» Request
Set down all of the entries word for word, omitting the images they contain.

:: Data for processing ::

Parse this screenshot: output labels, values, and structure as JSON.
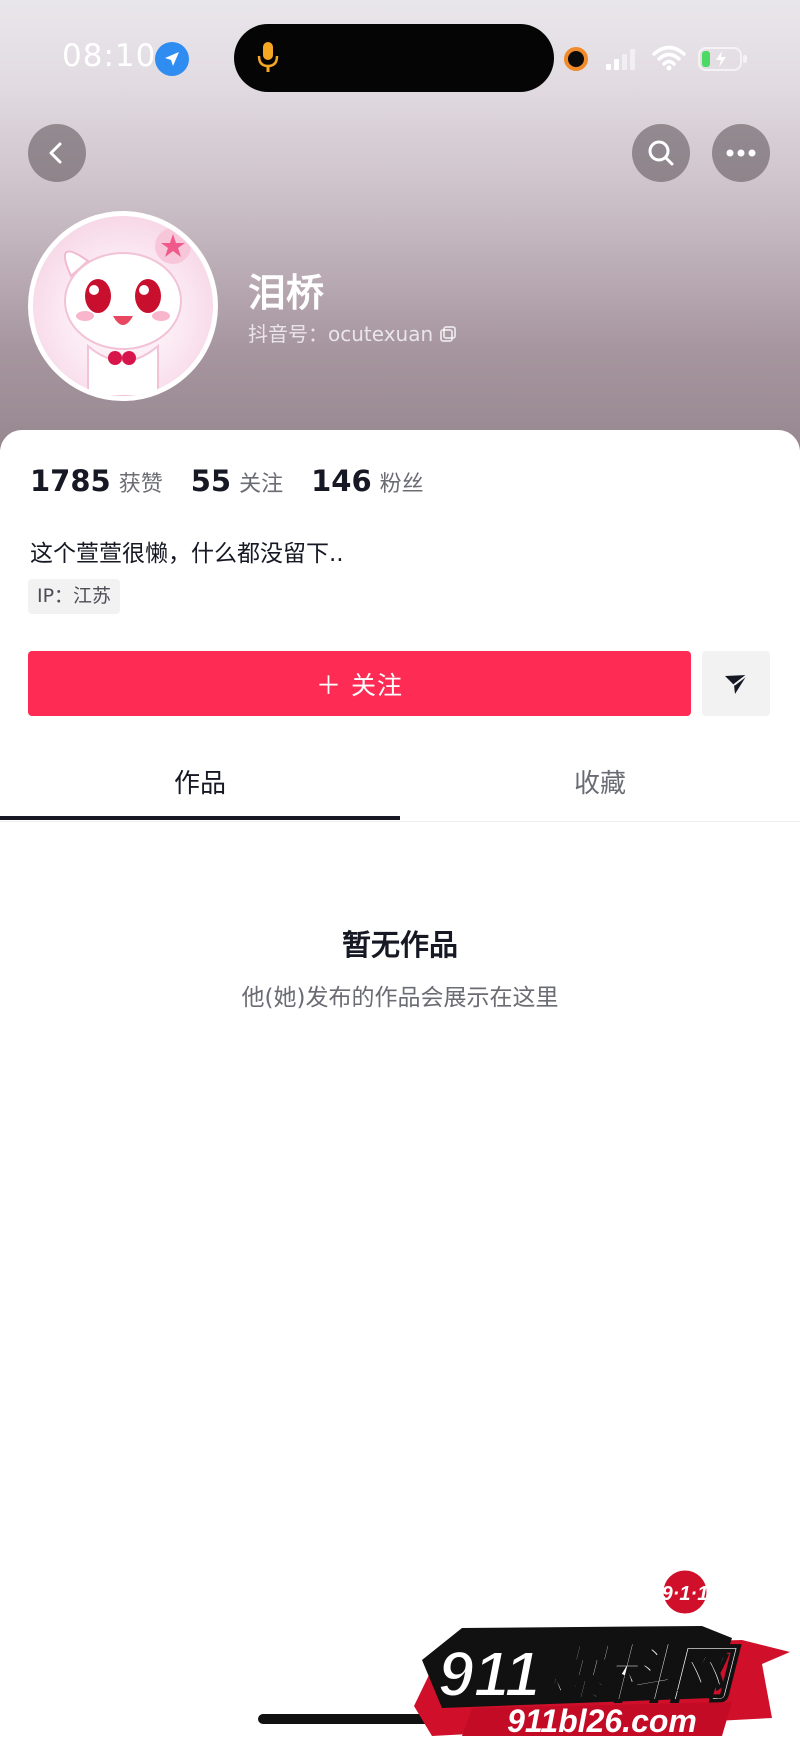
{
  "status_bar": {
    "time": "08:10"
  },
  "profile": {
    "name": "泪桥",
    "id_label": "抖音号：",
    "id_value": "ocutexuan",
    "stats": [
      {
        "num": "1785",
        "label": "获赞"
      },
      {
        "num": "55",
        "label": "关注"
      },
      {
        "num": "146",
        "label": "粉丝"
      }
    ],
    "bio": "这个萱萱很懒，什么都没留下..",
    "ip_tag": "IP：江苏"
  },
  "actions": {
    "follow_label": "＋ 关注"
  },
  "tabs": [
    {
      "label": "作品"
    },
    {
      "label": "收藏"
    }
  ],
  "empty": {
    "title": "暂无作品",
    "subtitle": "他(她)发布的作品会展示在这里"
  },
  "watermark": {
    "top": "9·1·1",
    "brand": "911爆料网",
    "url": "911bl26.com"
  },
  "colors": {
    "accent": "#fe2c55",
    "text": "#161823",
    "muted": "#6b6c73"
  }
}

:::

» Final result
Parse this screenshot: output labels, values, and structure as JSON.
{
  "status_bar": {
    "time": "08:10"
  },
  "profile": {
    "name": "泪桥",
    "id_label": "抖音号：",
    "id_value": "ocutexuan",
    "stats": [
      {
        "num": "1785",
        "label": "获赞"
      },
      {
        "num": "55",
        "label": "关注"
      },
      {
        "num": "146",
        "label": "粉丝"
      }
    ],
    "bio": "这个萱萱很懒，什么都没留下..",
    "ip_tag": "IP：江苏"
  },
  "actions": {
    "follow_label": "＋ 关注"
  },
  "tabs": [
    {
      "label": "作品"
    },
    {
      "label": "收藏"
    }
  ],
  "empty": {
    "title": "暂无作品",
    "subtitle": "他(她)发布的作品会展示在这里"
  },
  "watermark": {
    "top": "9·1·1",
    "brand": "911爆料网",
    "url": "911bl26.com"
  },
  "colors": {
    "accent": "#fe2c55",
    "text": "#161823",
    "muted": "#6b6c73"
  }
}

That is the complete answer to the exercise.